— BEGIN Records for this exercise —
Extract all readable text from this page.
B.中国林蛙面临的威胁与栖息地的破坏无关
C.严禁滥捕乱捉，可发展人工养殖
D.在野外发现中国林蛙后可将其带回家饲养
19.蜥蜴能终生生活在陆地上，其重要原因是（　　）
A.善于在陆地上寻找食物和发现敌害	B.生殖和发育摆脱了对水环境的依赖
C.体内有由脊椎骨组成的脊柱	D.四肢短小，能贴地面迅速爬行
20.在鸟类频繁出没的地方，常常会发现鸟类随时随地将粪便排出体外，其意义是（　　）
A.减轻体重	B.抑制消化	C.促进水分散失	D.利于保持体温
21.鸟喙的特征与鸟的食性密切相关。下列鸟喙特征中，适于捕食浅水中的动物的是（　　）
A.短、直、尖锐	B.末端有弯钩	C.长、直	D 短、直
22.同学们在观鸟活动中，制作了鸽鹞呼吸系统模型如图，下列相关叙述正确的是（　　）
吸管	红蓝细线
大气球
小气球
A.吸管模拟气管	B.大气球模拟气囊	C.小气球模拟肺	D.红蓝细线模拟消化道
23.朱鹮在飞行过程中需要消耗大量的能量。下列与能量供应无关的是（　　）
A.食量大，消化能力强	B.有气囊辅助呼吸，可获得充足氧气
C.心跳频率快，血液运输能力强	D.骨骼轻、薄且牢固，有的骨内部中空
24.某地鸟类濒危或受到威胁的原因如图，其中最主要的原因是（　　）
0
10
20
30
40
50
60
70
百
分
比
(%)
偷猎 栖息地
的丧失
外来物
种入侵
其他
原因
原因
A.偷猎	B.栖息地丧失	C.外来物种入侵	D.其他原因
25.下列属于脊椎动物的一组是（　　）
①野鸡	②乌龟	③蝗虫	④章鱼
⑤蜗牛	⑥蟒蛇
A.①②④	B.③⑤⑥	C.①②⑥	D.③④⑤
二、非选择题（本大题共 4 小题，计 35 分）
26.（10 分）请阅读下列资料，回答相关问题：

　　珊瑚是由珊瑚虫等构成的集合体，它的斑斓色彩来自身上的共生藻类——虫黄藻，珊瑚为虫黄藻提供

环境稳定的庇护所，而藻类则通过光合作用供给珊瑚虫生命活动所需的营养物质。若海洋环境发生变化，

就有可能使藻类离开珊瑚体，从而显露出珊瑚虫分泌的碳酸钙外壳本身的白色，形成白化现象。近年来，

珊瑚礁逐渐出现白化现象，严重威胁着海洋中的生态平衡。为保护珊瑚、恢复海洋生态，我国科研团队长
— END Records for this exercise —
Aim: Every line of the data above should be copied exactly.

Right answer:
Extract all readable text from this page.
B.中国林蛙面临的威胁与栖息地的破坏无关
C.严禁滥捕乱捉，可发展人工养殖
D.在野外发现中国林蛙后可将其带回家饲养
19.蜥蜴能终生生活在陆地上，其重要原因是（　　）
A.善于在陆地上寻找食物和发现敌害	B.生殖和发育摆脱了对水环境的依赖
C.体内有由脊椎骨组成的脊柱	D.四肢短小，能贴地面迅速爬行
20.在鸟类频繁出没的地方，常常会发现鸟类随时随地将粪便排出体外，其意义是（　　）
A.减轻体重	B.抑制消化	C.促进水分散失	D.利于保持体温
21.鸟喙的特征与鸟的食性密切相关。下列鸟喙特征中，适于捕食浅水中的动物的是（　　）
A.短、直、尖锐	B.末端有弯钩	C.长、直	D 短、直
22.同学们在观鸟活动中，制作了鸽鹞呼吸系统模型如图，下列相关叙述正确的是（　　）
吸管	红蓝细线
大气球
小气球
A.吸管模拟气管	B.大气球模拟气囊	C.小气球模拟肺	D.红蓝细线模拟消化道
23.朱鹮在飞行过程中需要消耗大量的能量。下列与能量供应无关的是（　　）
A.食量大，消化能力强	B.有气囊辅助呼吸，可获得充足氧气
C.心跳频率快，血液运输能力强	D.骨骼轻、薄且牢固，有的骨内部中空
24.某地鸟类濒危或受到威胁的原因如图，其中最主要的原因是（　　）
0
10
20
30
40
50
60
70
百
分
比
(%)
偷猎 栖息地
的丧失
外来物
种入侵
其他
原因
原因
A.偷猎	B.栖息地丧失	C.外来物种入侵	D.其他原因
25.下列属于脊椎动物的一组是（　　）
①野鸡	②乌龟	③蝗虫	④章鱼
⑤蜗牛	⑥蟒蛇
A.①②④	B.③⑤⑥	C.①②⑥	D.③④⑤
二、非选择题（本大题共 4 小题，计 35 分）
26.（10 分）请阅读下列资料，回答相关问题：

　　珊瑚是由珊瑚虫等构成的集合体，它的斑斓色彩来自身上的共生藻类——虫黄藻，珊瑚为虫黄藻提供

环境稳定的庇护所，而藻类则通过光合作用供给珊瑚虫生命活动所需的营养物质。若海洋环境发生变化，

就有可能使藻类离开珊瑚体，从而显露出珊瑚虫分泌的碳酸钙外壳本身的白色，形成白化现象。近年来，

珊瑚礁逐渐出现白化现象，严重威胁着海洋中的生态平衡。为保护珊瑚、恢复海洋生态，我国科研团队长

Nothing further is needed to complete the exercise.